## DIRECTION
Reproduce every line of the material below, but drop the pictures.

## INFORMATION GIVEN
►

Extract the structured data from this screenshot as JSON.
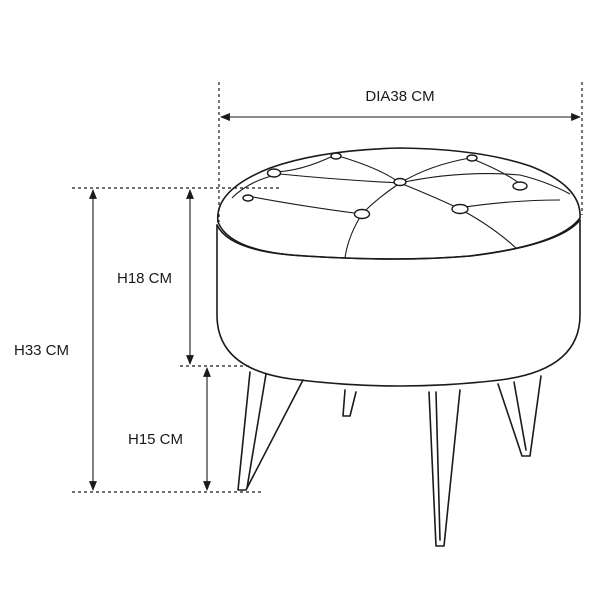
{
  "dimensions": {
    "diameter": "DIA38 CM",
    "total_height": "H33 CM",
    "seat_height": "H18 CM",
    "leg_height": "H15 CM"
  },
  "colors": {
    "ink": "#1a1a1a",
    "background": "#ffffff"
  }
}
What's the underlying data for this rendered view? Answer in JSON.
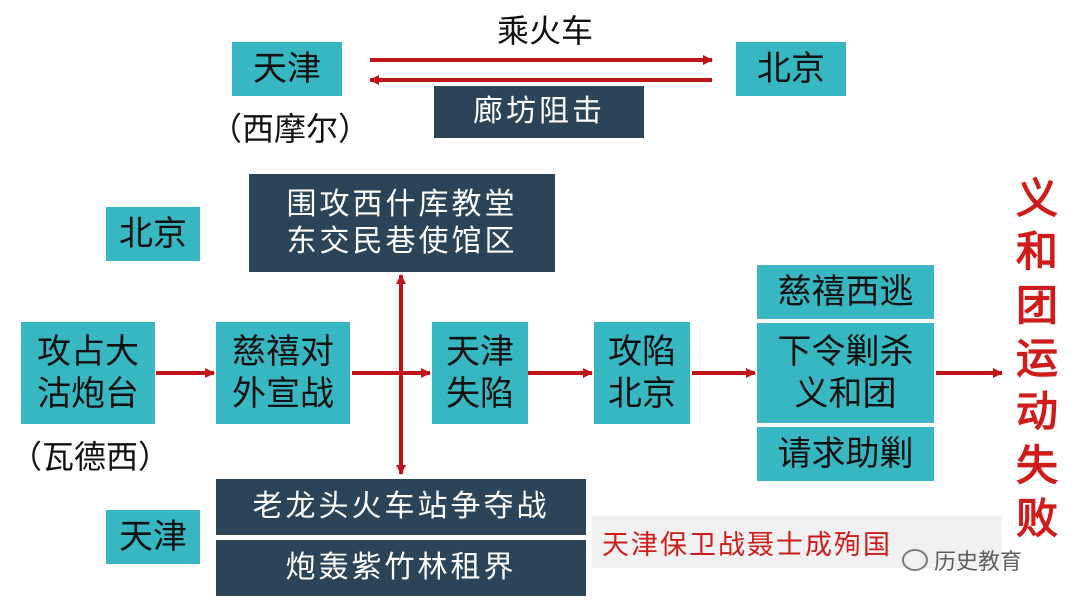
{
  "top": {
    "train_label": "乘火车",
    "tianjin": "天津",
    "seymour": "（西摩尔）",
    "beijing": "北京",
    "langfang": "廊坊阻击"
  },
  "beijing_side": {
    "label": "北京",
    "line1": "围攻西什库教堂",
    "line2": "东交民巷使馆区"
  },
  "main_flow": {
    "dagu_line1": "攻占大",
    "dagu_line2": "沽炮台",
    "waldersee": "（瓦德西）",
    "cixi_war_line1": "慈禧对",
    "cixi_war_line2": "外宣战",
    "tianjin_fall_line1": "天津",
    "tianjin_fall_line2": "失陷",
    "beijing_fall_line1": "攻陷",
    "beijing_fall_line2": "北京",
    "cixi_flee": "慈禧西逃",
    "order_line1": "下令剿杀",
    "order_line2": "义和团",
    "request": "请求助剿"
  },
  "tianjin_side": {
    "label": "天津",
    "station": "老龙头火车站争夺战",
    "concession": "炮轰紫竹林租界"
  },
  "result": [
    "义",
    "和",
    "团",
    "运",
    "动",
    "失",
    "败"
  ],
  "note": "天津保卫战聂士成殉国",
  "watermark": "历史教育",
  "colors": {
    "teal": "#36b7c1",
    "navy": "#2b4457",
    "arrow": "#c0141b",
    "result_red": "#d01b1b"
  }
}
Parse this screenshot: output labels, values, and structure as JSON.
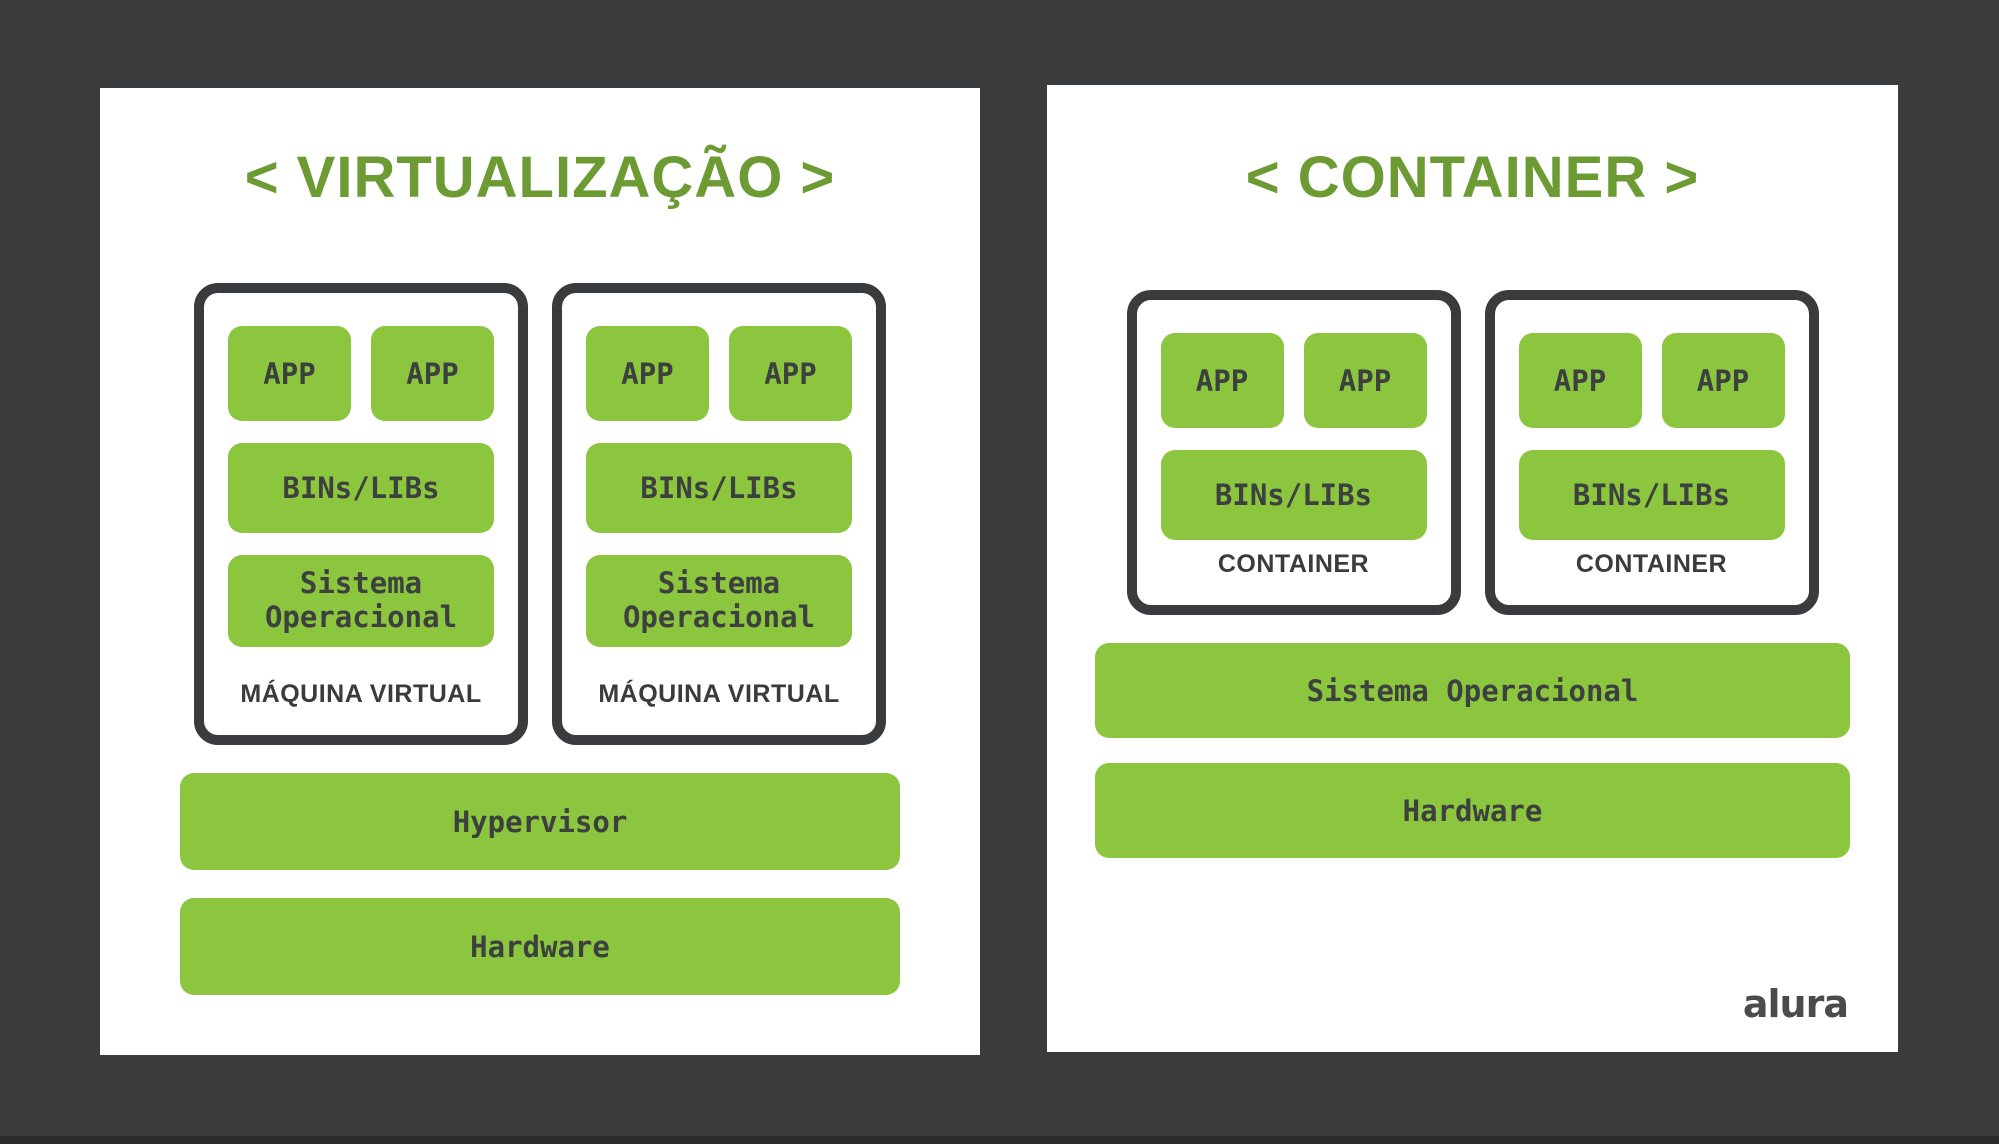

◄

## WRITTEN RESPONSE
Extract the structured data from this screenshot as JSON.
{
  "dimensions": {
    "diameter": "DIA38 CM",
    "total_height": "H33 CM",
    "seat_height": "H18 CM",
    "leg_height": "H15 CM"
  },
  "colors": {
    "ink": "#1a1a1a",
    "background": "#ffffff"
  }
}
What's the underlying data for this rendered view? Answer in JSON.
{
  "top": {
    "train_label": "乘火车",
    "tianjin": "天津",
    "seymour": "（西摩尔）",
    "beijing": "北京",
    "langfang": "廊坊阻击"
  },
  "beijing_side": {
    "label": "北京",
    "line1": "围攻西什库教堂",
    "line2": "东交民巷使馆区"
  },
  "main_flow": {
    "dagu_line1": "攻占大",
    "dagu_line2": "沽炮台",
    "waldersee": "（瓦德西）",
    "cixi_war_line1": "慈禧对",
    "cixi_war_line2": "外宣战",
    "tianjin_fall_line1": "天津",
    "tianjin_fall_line2": "失陷",
    "beijing_fall_line1": "攻陷",
    "beijing_fall_line2": "北京",
    "cixi_flee": "慈禧西逃",
    "order_line1": "下令剿杀",
    "order_line2": "义和团",
    "request": "请求助剿"
  },
  "tianjin_side": {
    "label": "天津",
    "station": "老龙头火车站争夺战",
    "concession": "炮轰紫竹林租界"
  },
  "result": [
    "义",
    "和",
    "团",
    "运",
    "动",
    "失",
    "败"
  ],
  "note": "天津保卫战聂士成殉国",
  "watermark": "历史教育",
  "colors": {
    "teal": "#36b7c1",
    "navy": "#2b4457",
    "arrow": "#c0141b",
    "result_red": "#d01b1b"
  }
}
Parse this screenshot: output labels, values, and structure as JSON.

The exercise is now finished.